— Start —

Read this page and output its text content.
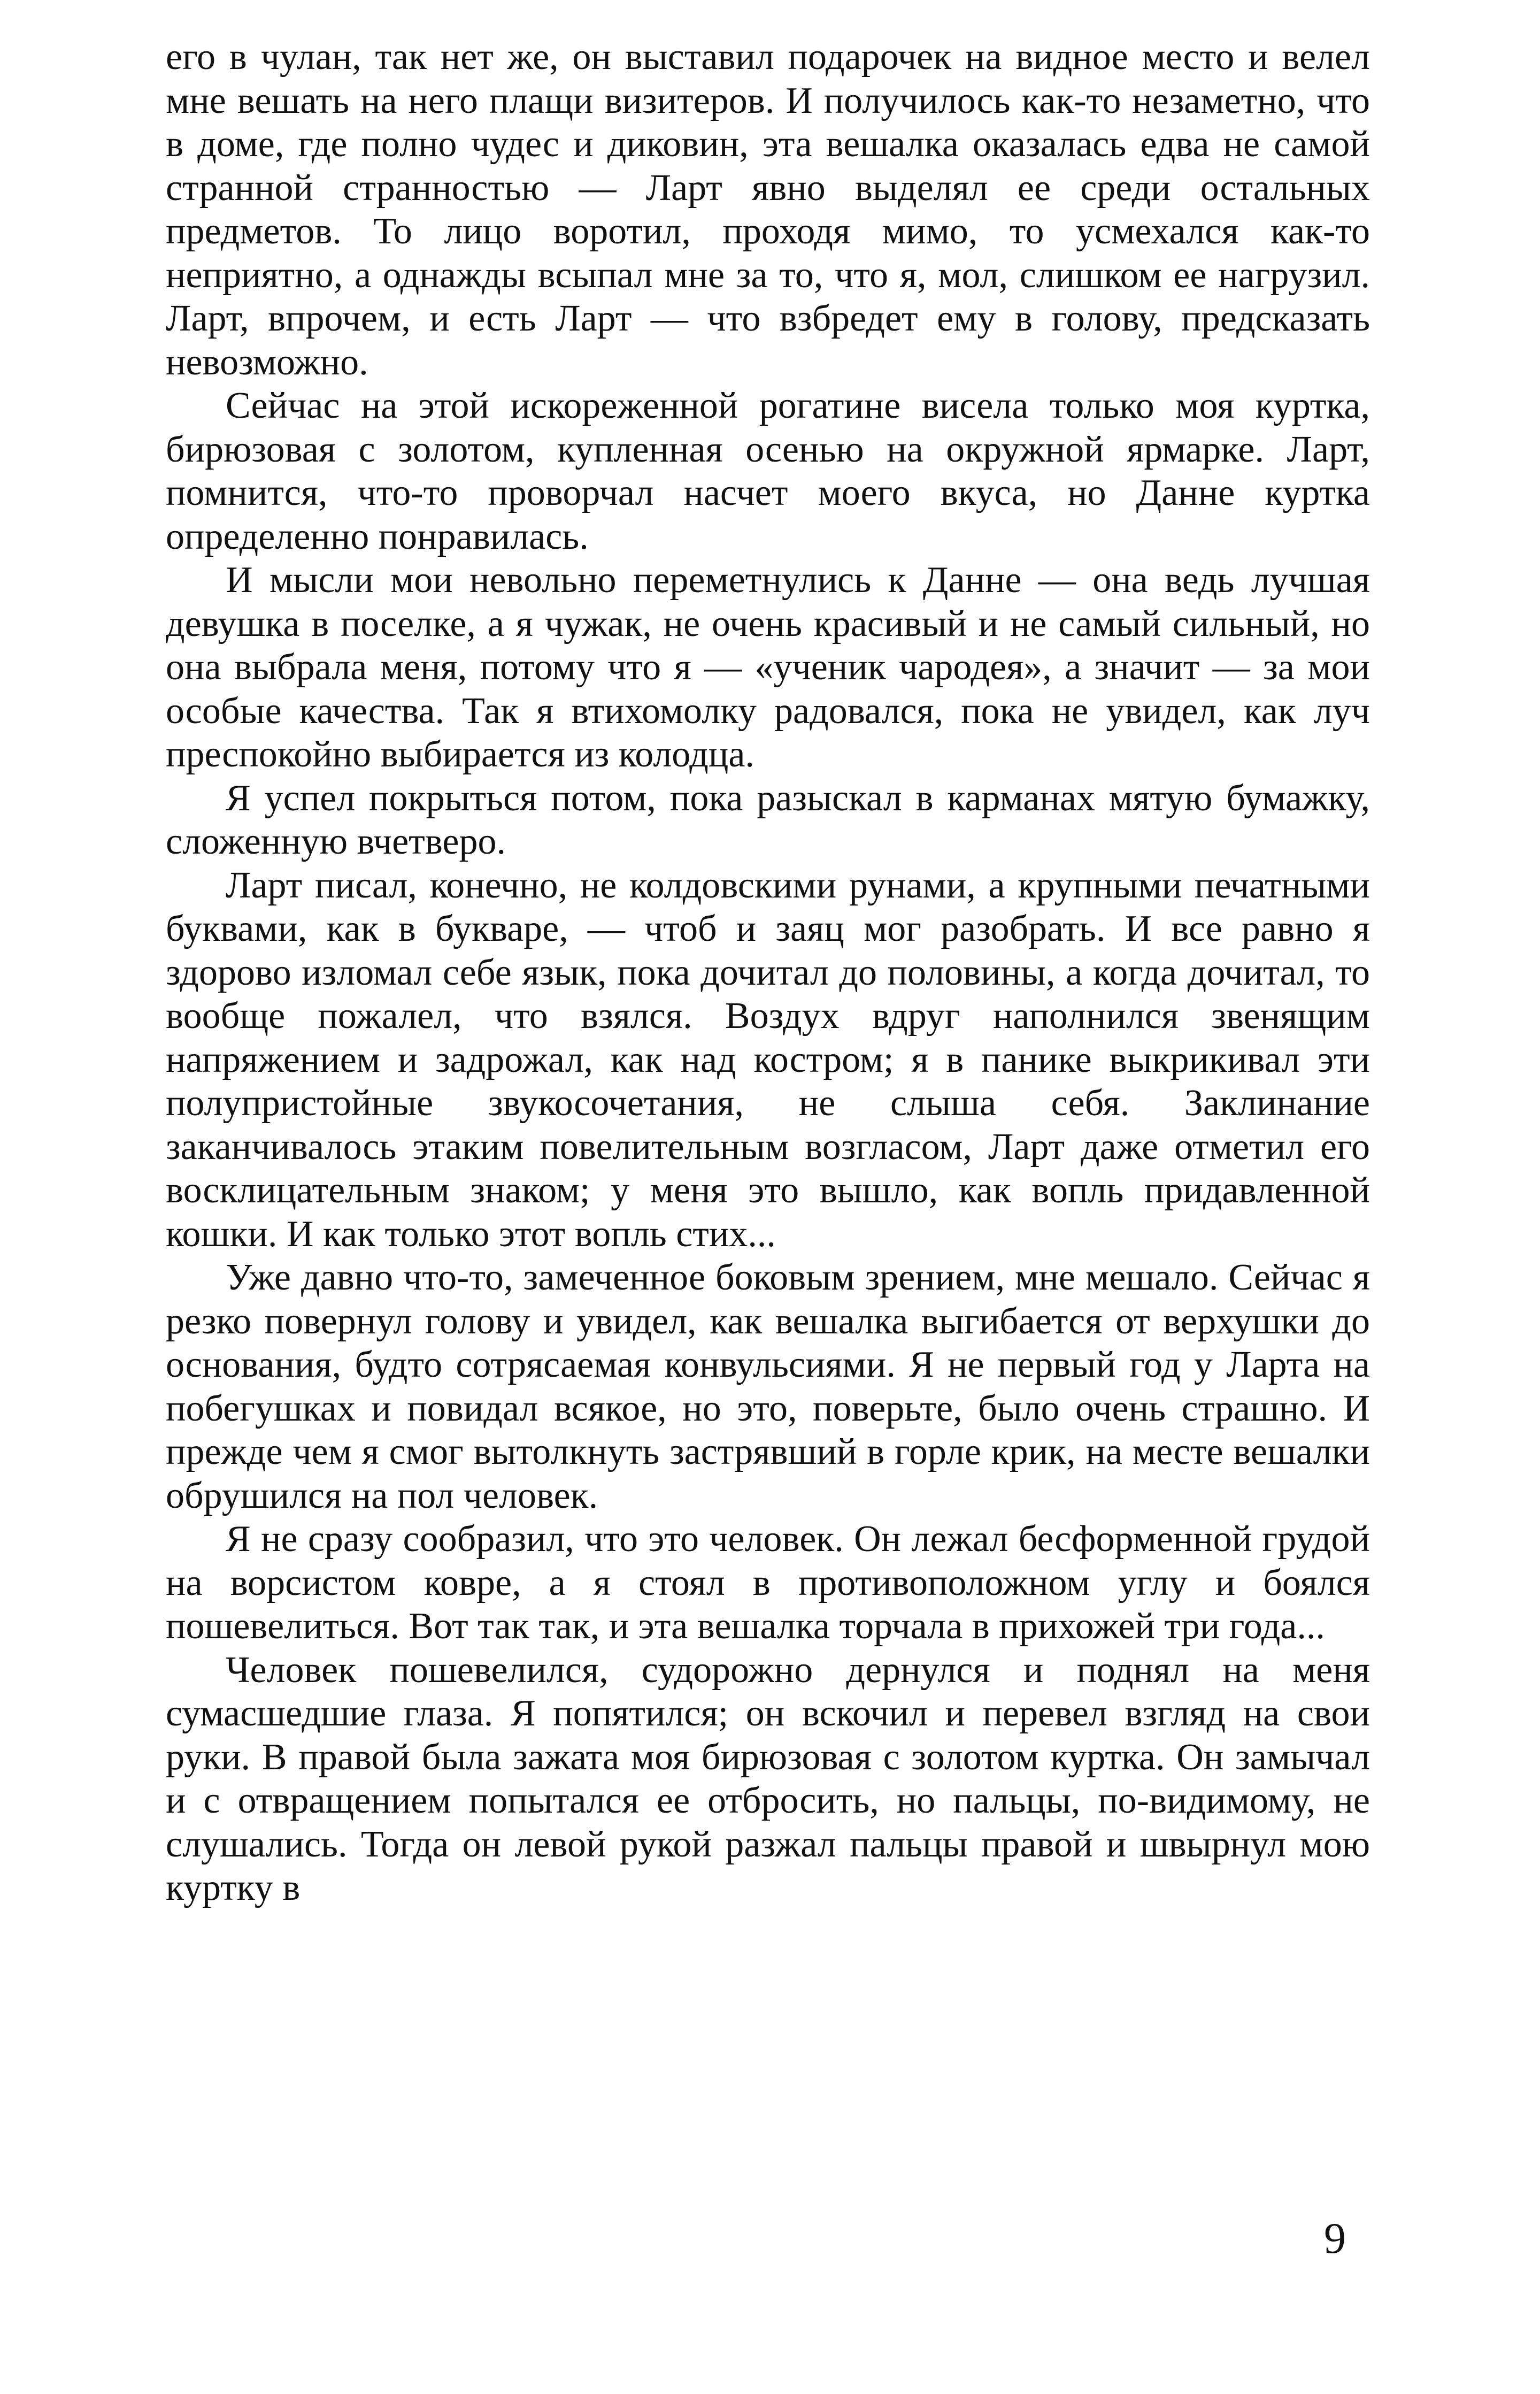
его в чулан, так нет же, он выставил подарочек на видное место и велел мне вешать на него плащи визитеров. И получилось как-то незаметно, что в доме, где полно чудес и диковин, эта вешалка оказалась едва не самой странной странностью — Ларт явно выделял ее среди остальных предметов. То лицо воротил, проходя мимо, то усмехался как-то неприятно, а однажды всыпал мне за то, что я, мол, слишком ее нагрузил. Ларт, впрочем, и есть Ларт — что взбредет ему в голову, предсказать невозможно.

Сейчас на этой искореженной рогатине висела только моя куртка, бирюзовая с золотом, купленная осенью на окружной ярмарке. Ларт, помнится, что-то проворчал насчет моего вкуса, но Данне куртка определенно понравилась.

И мысли мои невольно переметнулись к Данне — она ведь лучшая девушка в поселке, а я чужак, не очень красивый и не самый сильный, но она выбрала меня, потому что я — «ученик чародея», а значит — за мои особые качества. Так я втихомолку радовался, пока не увидел, как луч преспокойно выбирается из колодца.

Я успел покрыться потом, пока разыскал в карманах мятую бумажку, сложенную вчетверо.

Ларт писал, конечно, не колдовскими рунами, а крупными печатными буквами, как в букваре, — чтоб и заяц мог разобрать. И все равно я здорово изломал себе язык, пока дочитал до половины, а когда дочитал, то вообще пожалел, что взялся. Воздух вдруг наполнился звенящим напряжением и задрожал, как над костром; я в панике выкрикивал эти полупристойные звукосочетания, не слыша себя. Заклинание заканчивалось этаким повелительным возгласом, Ларт даже отметил его восклицательным знаком; у меня это вышло, как вопль придавленной кошки. И как только этот вопль стих...

Уже давно что-то, замеченное боковым зрением, мне мешало. Сейчас я резко повернул голову и увидел, как вешалка выгибается от верхушки до основания, будто сотрясаемая конвульсиями. Я не первый год у Ларта на побегушках и повидал всякое, но это, поверьте, было очень страшно. И прежде чем я смог вытолкнуть застрявший в горле крик, на месте вешалки обрушился на пол человек.

Я не сразу сообразил, что это человек. Он лежал бесформенной грудой на ворсистом ковре, а я стоял в противоположном углу и боялся пошевелиться. Вот так так, и эта вешалка торчала в прихожей три года...

Человек пошевелился, судорожно дернулся и поднял на меня сумасшедшие глаза. Я попятился; он вскочил и перевел взгляд на свои руки. В правой была зажата моя бирюзовая с золотом куртка. Он замычал и с отвращением попытался ее отбросить, но пальцы, по-видимому, не слушались. Тогда он левой рукой разжал пальцы правой и швырнул мою куртку в

9
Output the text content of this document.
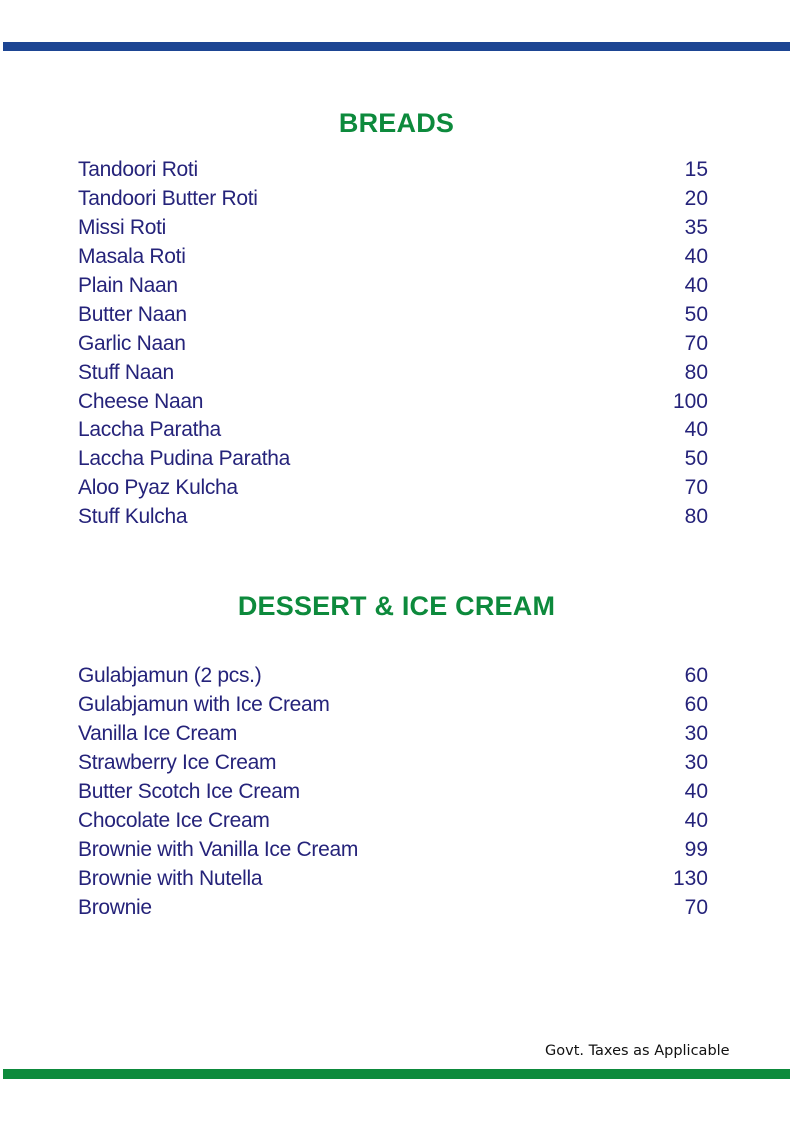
BREADS
Tandoori Roti	15
Tandoori Butter Roti	20
Missi Roti	35
Masala Roti	40
Plain Naan	40
Butter Naan	50
Garlic Naan	70
Stuff Naan	80
Cheese Naan	100
Laccha Paratha	40
Laccha Pudina Paratha	50
Aloo Pyaz Kulcha	70
Stuff Kulcha	80
DESSERT & ICE CREAM
Gulabjamun (2 pcs.)	60
Gulabjamun with Ice Cream	60
Vanilla Ice Cream	30
Strawberry Ice Cream	30
Butter Scotch Ice Cream	40
Chocolate Ice Cream	40
Brownie with Vanilla Ice Cream	99
Brownie with Nutella	130
Brownie	70
Govt. Taxes as Applicable
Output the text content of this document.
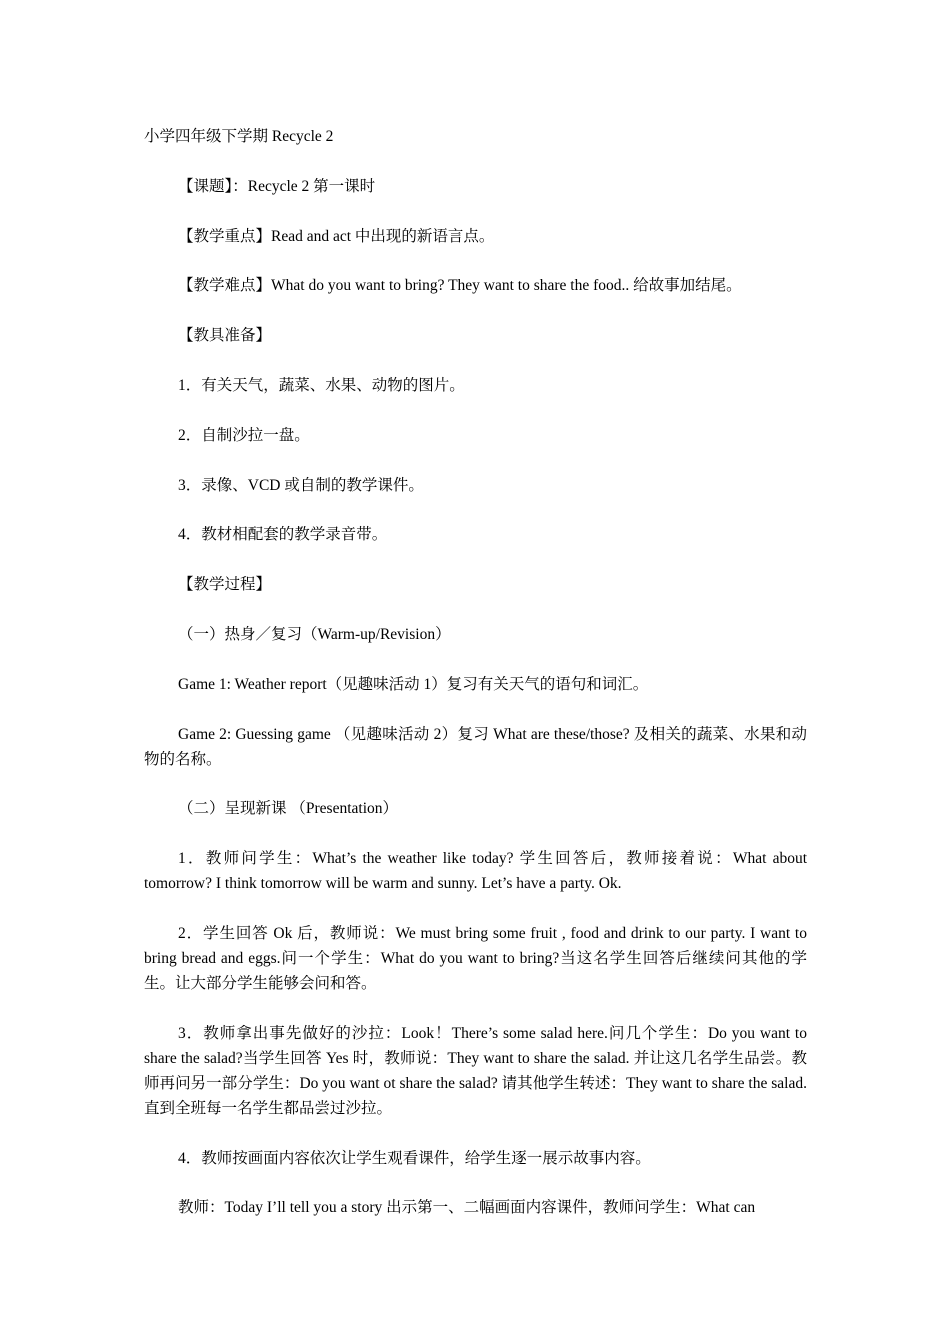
小学四年级下学期 Recycle 2

【课题】：Recycle 2 第一课时

【教学重点】Read and act 中出现的新语言点。

【教学难点】What do you want to bring? They want to share the food.. 给故事加结尾。

【教具准备】

1．有关天气，蔬菜、水果、动物的图片。

2．自制沙拉一盘。

3．录像、VCD 或自制的教学课件。

4．教材相配套的教学录音带。

【教学过程】

（一）热身／复习（Warm-up/Revision）

Game 1: Weather report（见趣味活动 1）复习有关天气的语句和词汇。

Game 2: Guessing game （见趣味活动 2）复习 What are these/those? 及相关的蔬菜、水果和动物的名称。

（二）呈现新课 （Presentation）

1．教师问学生：What’s the weather like today? 学生回答后，教师接着说：What about tomorrow? I think tomorrow will be warm and sunny. Let’s have a party. Ok.

2．学生回答 Ok 后，教师说：We must bring some fruit , food and drink to our party. I want to bring bread and eggs.问一个学生：What do you want to bring?当这名学生回答后继续问其他的学生。让大部分学生能够会问和答。

3．教师拿出事先做好的沙拉：Look！There’s some salad here.问几个学生：Do you want to share the salad?当学生回答 Yes 时，教师说：They want to share the salad. 并让这几名学生品尝。教师再问另一部分学生：Do you want ot share the salad? 请其他学生转述：They want to share the salad.直到全班每一名学生都品尝过沙拉。

4．教师按画面内容依次让学生观看课件，给学生逐一展示故事内容。

教师：Today I’ll tell you a story 出示第一、二幅画面内容课件，教师问学生：What can
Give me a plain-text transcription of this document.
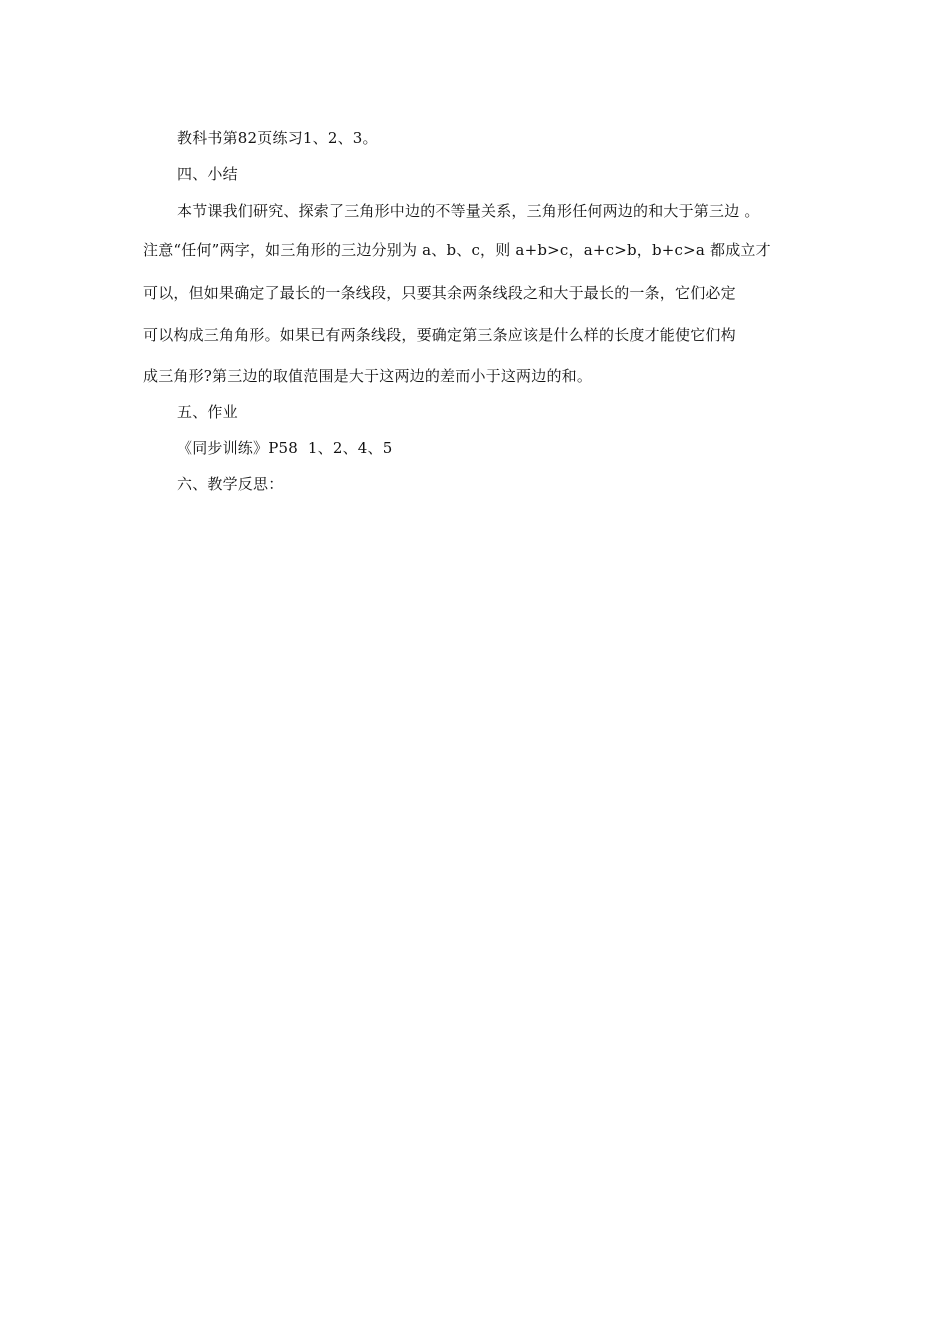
教科书第82页练习1、2、3。
四、小结
本节课我们研究、探索了三角形中边的不等量关系，三角形任何两边的和大于第三边 。
注意“任何”两字，如三角形的三边分别为 a、b、c，则 a+b>c，a+c>b，b+c>a 都成立才
可以，但如果确定了最长的一条线段，只要其余两条线段之和大于最长的一条，它们必定
可以构成三角角形。如果已有两条线段，要确定第三条应该是什么样的长度才能使它们构
成三角形?第三边的取值范围是大于这两边的差而小于这两边的和。
五、作业
《同步训练》P58  1、2、4、5
六、教学反思：
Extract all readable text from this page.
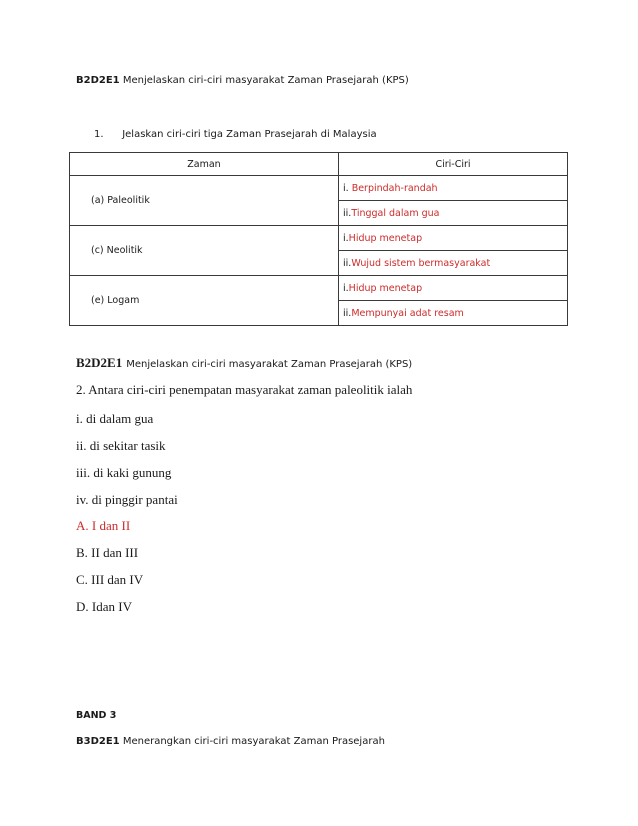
B2D2E1 Menjelaskan ciri-ciri masyarakat Zaman Prasejarah (KPS)
1. Jelaskan ciri-ciri tiga Zaman Prasejarah di Malaysia
Zaman	Ciri-Ciri
(a) Paleolitik	i. Berpindah-randah
	ii.Tinggal dalam gua
(c) Neolitik	i.Hidup menetap
	ii.Wujud sistem bermasyarakat
(e) Logam	i.Hidup menetap
	ii.Mempunyai adat resam
B2D2E1 Menjelaskan ciri-ciri masyarakat Zaman Prasejarah (KPS)
2. Antara ciri-ciri penempatan masyarakat zaman paleolitik ialah
i. di dalam gua
ii. di sekitar tasik
iii. di kaki gunung
iv. di pinggir pantai
A. I dan II
B. II dan III
C. III dan IV
D. Idan IV
BAND 3
B3D2E1 Menerangkan ciri-ciri masyarakat Zaman Prasejarah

— End —

> [Instruction]:
Search the entries for the word "Naan", then list each line that holds it.

> [Expected answer]:
Plain Naan	40
Butter Naan	50
Garlic Naan	70
Stuff Naan	80
Cheese Naan	100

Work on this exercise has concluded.